=== RECORDS ===

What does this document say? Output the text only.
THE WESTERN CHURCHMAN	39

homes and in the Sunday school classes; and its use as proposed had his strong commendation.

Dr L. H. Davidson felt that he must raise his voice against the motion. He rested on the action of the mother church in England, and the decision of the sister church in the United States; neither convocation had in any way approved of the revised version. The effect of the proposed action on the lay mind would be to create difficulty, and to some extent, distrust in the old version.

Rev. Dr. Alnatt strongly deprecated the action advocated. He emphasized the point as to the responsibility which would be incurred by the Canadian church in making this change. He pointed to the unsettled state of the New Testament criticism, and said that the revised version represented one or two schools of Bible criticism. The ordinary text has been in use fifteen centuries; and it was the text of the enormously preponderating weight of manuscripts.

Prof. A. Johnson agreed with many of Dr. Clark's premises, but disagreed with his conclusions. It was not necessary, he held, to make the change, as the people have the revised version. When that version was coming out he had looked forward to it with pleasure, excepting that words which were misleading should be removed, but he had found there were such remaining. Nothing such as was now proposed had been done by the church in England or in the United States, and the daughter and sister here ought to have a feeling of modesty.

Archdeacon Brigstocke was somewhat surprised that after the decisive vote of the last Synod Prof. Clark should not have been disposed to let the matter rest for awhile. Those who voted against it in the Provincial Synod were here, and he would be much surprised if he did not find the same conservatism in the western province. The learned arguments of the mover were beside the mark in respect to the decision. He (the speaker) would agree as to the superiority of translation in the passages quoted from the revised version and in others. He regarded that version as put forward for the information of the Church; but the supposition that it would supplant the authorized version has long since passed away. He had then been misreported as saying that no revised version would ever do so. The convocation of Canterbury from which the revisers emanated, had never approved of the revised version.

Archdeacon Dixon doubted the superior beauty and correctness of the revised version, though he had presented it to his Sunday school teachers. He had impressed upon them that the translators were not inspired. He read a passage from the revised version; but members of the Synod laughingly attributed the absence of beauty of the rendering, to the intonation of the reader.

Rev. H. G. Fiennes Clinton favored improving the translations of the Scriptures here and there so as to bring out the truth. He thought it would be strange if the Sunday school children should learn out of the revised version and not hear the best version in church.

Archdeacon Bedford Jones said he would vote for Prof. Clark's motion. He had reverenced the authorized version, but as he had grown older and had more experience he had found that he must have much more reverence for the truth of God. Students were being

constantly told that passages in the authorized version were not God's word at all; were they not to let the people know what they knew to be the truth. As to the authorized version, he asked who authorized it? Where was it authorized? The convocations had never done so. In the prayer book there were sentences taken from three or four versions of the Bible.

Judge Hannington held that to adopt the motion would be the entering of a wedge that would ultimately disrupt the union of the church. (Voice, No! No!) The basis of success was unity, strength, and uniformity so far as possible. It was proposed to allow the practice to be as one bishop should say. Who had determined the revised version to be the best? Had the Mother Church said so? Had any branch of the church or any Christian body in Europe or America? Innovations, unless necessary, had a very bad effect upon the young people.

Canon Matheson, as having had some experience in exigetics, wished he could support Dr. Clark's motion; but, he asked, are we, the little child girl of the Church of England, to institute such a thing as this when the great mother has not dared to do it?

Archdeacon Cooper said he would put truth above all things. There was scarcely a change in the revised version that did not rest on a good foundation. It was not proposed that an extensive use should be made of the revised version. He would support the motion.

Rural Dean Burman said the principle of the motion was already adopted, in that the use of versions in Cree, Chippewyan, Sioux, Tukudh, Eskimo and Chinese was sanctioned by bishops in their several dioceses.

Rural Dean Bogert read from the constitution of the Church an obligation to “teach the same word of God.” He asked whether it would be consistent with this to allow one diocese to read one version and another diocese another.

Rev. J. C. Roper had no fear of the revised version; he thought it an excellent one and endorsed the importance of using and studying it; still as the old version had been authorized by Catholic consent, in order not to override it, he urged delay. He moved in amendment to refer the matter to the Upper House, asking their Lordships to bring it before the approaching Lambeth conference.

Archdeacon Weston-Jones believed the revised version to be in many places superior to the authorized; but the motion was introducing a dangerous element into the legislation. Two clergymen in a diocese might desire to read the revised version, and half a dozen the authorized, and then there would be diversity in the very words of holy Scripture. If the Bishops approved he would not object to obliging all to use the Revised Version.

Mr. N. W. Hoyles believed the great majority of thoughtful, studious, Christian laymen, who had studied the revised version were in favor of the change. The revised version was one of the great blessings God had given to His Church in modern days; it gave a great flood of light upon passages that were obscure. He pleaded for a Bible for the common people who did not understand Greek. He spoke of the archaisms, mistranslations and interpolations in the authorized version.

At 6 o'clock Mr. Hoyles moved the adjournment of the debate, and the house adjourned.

===

» **SHORT EXERCISE**: Say how many lines in this material hold "support", and say nothing else.

» **COMPLETED TASK**: 2